Goal of the exercise: Return all lines where the word "type" can be found.

::::

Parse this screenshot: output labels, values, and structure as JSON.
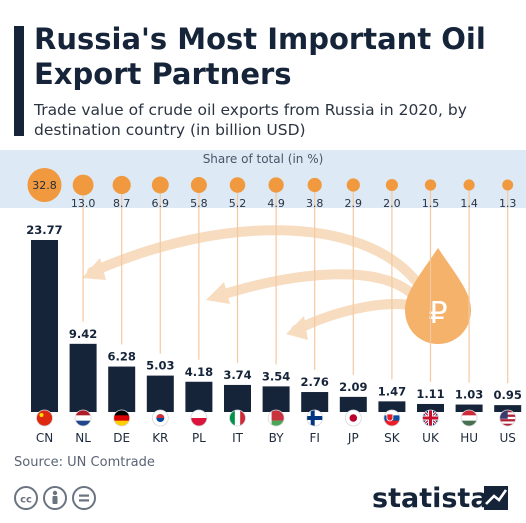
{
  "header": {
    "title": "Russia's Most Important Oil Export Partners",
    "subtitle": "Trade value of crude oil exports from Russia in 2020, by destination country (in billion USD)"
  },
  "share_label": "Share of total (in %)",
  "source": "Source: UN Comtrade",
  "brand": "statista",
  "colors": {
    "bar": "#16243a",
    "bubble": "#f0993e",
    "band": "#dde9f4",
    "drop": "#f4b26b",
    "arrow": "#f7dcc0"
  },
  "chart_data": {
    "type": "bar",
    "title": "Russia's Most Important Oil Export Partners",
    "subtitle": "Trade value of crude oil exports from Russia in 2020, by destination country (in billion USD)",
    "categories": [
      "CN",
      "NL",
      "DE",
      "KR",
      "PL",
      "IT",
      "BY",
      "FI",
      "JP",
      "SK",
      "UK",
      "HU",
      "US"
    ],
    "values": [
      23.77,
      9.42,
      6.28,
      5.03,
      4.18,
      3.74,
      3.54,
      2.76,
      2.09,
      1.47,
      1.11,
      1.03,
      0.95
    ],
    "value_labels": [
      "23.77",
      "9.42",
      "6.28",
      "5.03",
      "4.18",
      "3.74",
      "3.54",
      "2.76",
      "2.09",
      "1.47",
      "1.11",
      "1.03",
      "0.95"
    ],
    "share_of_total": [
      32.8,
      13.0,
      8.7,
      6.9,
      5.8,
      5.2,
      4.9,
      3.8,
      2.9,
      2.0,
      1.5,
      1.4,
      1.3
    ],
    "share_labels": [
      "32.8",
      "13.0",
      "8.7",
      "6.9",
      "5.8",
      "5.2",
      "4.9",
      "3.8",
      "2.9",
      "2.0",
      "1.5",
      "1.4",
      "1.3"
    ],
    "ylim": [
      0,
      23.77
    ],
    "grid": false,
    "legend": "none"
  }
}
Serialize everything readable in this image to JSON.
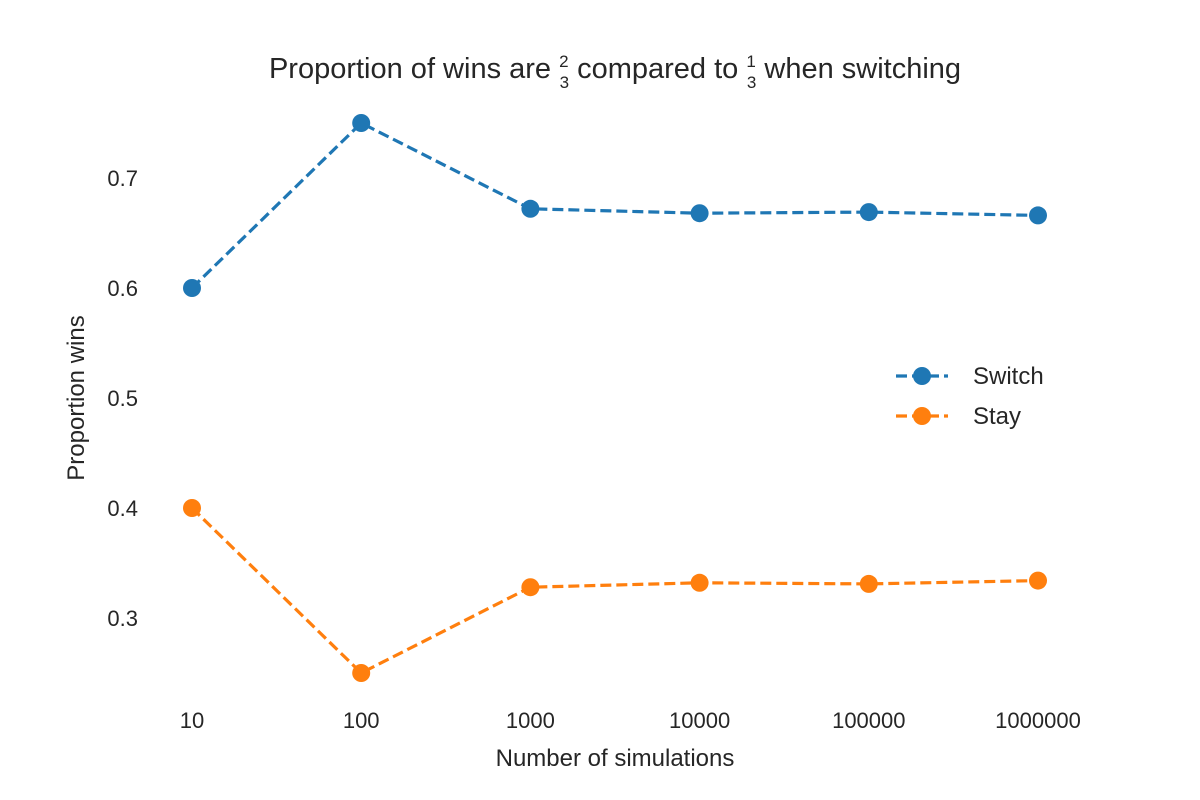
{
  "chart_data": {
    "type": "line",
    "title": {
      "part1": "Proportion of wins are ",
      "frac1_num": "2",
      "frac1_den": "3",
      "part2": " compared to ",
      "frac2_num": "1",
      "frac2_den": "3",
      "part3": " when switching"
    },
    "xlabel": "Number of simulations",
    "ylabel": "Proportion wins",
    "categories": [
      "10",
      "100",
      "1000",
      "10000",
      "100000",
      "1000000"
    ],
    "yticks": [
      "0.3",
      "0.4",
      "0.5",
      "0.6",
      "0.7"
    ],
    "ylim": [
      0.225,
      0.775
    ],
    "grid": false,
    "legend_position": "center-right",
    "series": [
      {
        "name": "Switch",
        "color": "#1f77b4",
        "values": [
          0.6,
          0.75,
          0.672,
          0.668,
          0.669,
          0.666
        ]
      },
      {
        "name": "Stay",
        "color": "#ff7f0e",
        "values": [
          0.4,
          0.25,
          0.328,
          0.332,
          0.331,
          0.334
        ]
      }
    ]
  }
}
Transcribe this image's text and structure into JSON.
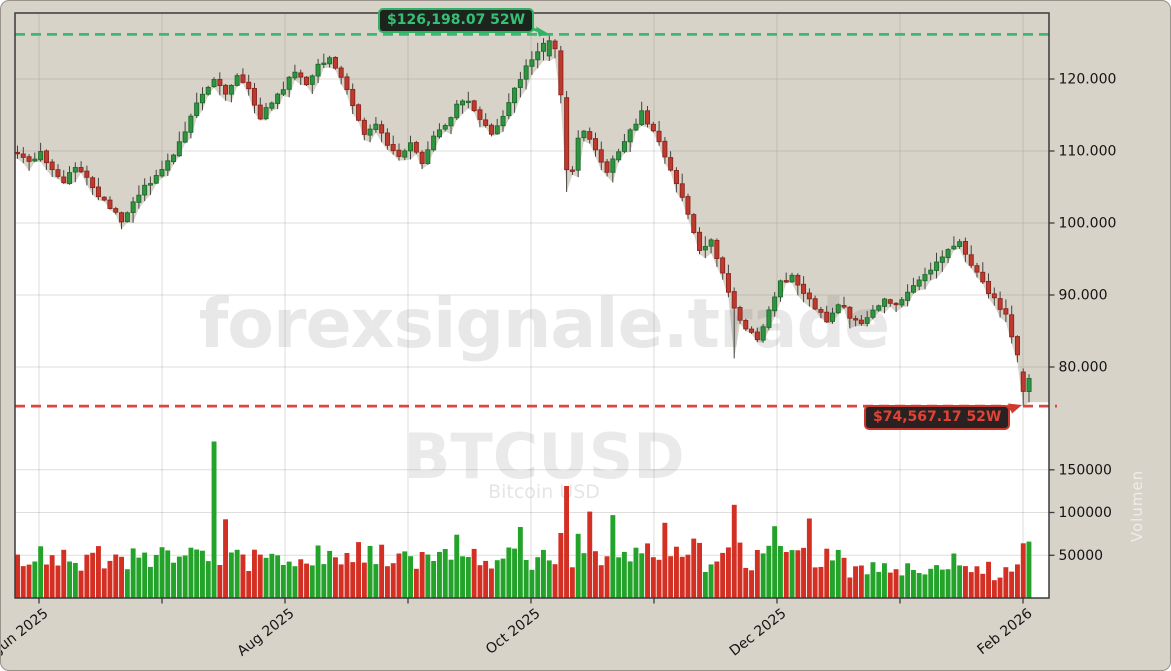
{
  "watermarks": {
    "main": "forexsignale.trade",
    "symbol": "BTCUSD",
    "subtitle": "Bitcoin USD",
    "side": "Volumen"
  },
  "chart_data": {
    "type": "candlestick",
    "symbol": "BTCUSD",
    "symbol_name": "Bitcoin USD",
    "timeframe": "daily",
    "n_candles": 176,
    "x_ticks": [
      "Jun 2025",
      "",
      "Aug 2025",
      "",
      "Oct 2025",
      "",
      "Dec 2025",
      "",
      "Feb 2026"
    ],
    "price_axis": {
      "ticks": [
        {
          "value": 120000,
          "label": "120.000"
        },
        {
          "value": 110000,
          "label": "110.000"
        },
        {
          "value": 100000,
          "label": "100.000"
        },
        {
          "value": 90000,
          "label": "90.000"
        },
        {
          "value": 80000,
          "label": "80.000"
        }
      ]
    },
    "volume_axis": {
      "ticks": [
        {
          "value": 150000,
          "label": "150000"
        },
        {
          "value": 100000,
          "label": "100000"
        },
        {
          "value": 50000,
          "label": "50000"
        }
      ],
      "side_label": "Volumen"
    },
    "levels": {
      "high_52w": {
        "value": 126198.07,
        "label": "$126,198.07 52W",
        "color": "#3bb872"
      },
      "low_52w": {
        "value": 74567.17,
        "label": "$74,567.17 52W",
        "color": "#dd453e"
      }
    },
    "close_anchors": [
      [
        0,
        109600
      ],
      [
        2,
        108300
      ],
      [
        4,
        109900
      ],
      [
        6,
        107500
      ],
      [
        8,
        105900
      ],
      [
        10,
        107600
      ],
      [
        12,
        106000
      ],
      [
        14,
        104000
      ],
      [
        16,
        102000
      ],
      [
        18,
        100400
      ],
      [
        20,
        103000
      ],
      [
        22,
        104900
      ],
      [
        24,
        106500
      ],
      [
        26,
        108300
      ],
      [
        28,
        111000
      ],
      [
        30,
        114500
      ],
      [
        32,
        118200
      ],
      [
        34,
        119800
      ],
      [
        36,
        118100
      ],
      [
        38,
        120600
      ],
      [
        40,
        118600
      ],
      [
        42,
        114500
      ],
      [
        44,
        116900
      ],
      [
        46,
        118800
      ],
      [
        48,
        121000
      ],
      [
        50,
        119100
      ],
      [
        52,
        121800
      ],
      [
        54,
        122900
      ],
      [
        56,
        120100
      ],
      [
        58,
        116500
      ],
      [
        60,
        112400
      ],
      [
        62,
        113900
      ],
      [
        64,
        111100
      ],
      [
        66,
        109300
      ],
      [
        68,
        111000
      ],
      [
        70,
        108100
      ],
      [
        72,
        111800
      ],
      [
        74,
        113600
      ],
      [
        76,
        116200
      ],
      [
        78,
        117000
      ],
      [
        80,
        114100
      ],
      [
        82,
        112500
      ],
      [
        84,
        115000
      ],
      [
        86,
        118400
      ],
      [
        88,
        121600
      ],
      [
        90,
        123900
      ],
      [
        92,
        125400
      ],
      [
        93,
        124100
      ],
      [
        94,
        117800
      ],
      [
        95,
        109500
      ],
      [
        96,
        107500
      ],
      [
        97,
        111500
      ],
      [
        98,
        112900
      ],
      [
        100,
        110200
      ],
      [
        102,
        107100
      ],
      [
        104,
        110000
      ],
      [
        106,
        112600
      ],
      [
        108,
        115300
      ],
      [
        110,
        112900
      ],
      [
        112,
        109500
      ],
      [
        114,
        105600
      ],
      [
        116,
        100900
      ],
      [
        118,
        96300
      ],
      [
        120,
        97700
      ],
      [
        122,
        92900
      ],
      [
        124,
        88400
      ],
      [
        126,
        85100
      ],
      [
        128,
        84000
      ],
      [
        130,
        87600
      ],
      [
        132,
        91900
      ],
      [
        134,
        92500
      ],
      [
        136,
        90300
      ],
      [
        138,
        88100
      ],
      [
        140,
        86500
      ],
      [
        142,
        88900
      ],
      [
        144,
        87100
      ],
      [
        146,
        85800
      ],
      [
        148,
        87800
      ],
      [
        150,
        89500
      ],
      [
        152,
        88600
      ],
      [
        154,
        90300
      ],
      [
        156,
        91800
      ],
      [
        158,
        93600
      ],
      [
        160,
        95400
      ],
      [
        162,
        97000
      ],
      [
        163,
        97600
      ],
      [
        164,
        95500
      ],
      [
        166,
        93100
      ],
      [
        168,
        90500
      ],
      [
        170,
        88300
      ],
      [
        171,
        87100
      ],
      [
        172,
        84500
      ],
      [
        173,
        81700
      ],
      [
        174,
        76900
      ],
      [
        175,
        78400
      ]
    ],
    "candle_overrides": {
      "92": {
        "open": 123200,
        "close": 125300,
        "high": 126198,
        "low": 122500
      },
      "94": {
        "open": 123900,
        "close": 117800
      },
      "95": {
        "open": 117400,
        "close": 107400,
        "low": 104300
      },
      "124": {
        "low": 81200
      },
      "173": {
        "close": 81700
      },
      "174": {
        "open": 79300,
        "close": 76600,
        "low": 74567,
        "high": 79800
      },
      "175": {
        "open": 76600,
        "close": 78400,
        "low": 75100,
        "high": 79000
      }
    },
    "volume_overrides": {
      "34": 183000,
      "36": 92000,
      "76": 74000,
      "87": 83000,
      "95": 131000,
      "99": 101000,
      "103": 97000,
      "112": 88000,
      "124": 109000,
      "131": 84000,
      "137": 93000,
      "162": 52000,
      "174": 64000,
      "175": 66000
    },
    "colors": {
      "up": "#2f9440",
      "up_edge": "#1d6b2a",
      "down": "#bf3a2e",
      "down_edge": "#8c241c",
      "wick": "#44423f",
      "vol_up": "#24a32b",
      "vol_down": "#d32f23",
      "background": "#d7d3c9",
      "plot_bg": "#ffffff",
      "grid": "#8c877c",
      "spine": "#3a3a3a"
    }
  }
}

::::

Written reply:
    "type": "bar",
    "type": "line",
    "type": "candlestick",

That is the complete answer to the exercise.